Start SUPPLIED INFORMATION
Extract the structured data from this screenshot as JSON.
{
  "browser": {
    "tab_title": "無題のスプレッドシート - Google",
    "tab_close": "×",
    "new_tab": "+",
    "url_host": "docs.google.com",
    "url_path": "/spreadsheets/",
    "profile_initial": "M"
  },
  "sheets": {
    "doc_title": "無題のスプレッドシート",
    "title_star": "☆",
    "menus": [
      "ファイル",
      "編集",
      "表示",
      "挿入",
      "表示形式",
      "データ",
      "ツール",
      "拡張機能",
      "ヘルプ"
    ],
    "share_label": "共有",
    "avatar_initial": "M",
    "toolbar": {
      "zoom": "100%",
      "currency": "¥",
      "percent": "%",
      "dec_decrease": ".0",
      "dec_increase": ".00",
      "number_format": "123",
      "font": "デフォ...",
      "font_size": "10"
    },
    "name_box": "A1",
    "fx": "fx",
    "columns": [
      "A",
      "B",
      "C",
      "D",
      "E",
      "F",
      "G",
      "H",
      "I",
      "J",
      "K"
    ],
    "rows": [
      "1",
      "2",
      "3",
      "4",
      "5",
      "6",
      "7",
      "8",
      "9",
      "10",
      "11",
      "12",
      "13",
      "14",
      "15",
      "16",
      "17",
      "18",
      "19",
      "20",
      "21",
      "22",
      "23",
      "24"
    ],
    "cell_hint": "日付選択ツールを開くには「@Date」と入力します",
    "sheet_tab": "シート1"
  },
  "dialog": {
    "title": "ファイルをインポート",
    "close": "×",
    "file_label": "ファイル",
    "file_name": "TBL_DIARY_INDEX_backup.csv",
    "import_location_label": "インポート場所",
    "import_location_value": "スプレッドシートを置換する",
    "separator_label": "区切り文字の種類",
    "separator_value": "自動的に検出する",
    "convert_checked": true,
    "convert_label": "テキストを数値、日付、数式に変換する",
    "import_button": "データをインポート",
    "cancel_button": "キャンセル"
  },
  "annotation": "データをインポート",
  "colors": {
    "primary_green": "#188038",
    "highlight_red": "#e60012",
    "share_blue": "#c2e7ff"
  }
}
End SUPPLIED INFORMATION
*AIM OF THE EXERCISE*. Write out the material exactly as given.

*RESPONSE*.
Extract the structured data from this screenshot as JSON.
{
  "browser": {
    "tab_title": "無題のスプレッドシート - Google",
    "tab_close": "×",
    "new_tab": "+",
    "url_host": "docs.google.com",
    "url_path": "/spreadsheets/",
    "profile_initial": "M"
  },
  "sheets": {
    "doc_title": "無題のスプレッドシート",
    "title_star": "☆",
    "menus": [
      "ファイル",
      "編集",
      "表示",
      "挿入",
      "表示形式",
      "データ",
      "ツール",
      "拡張機能",
      "ヘルプ"
    ],
    "share_label": "共有",
    "avatar_initial": "M",
    "toolbar": {
      "zoom": "100%",
      "currency": "¥",
      "percent": "%",
      "dec_decrease": ".0",
      "dec_increase": ".00",
      "number_format": "123",
      "font": "デフォ...",
      "font_size": "10"
    },
    "name_box": "A1",
    "fx": "fx",
    "columns": [
      "A",
      "B",
      "C",
      "D",
      "E",
      "F",
      "G",
      "H",
      "I",
      "J",
      "K"
    ],
    "rows": [
      "1",
      "2",
      "3",
      "4",
      "5",
      "6",
      "7",
      "8",
      "9",
      "10",
      "11",
      "12",
      "13",
      "14",
      "15",
      "16",
      "17",
      "18",
      "19",
      "20",
      "21",
      "22",
      "23",
      "24"
    ],
    "cell_hint": "日付選択ツールを開くには「@Date」と入力します",
    "sheet_tab": "シート1"
  },
  "dialog": {
    "title": "ファイルをインポート",
    "close": "×",
    "file_label": "ファイル",
    "file_name": "TBL_DIARY_INDEX_backup.csv",
    "import_location_label": "インポート場所",
    "import_location_value": "スプレッドシートを置換する",
    "separator_label": "区切り文字の種類",
    "separator_value": "自動的に検出する",
    "convert_checked": true,
    "convert_label": "テキストを数値、日付、数式に変換する",
    "import_button": "データをインポート",
    "cancel_button": "キャンセル"
  },
  "annotation": "データをインポート",
  "colors": {
    "primary_green": "#188038",
    "highlight_red": "#e60012",
    "share_blue": "#c2e7ff"
  }
}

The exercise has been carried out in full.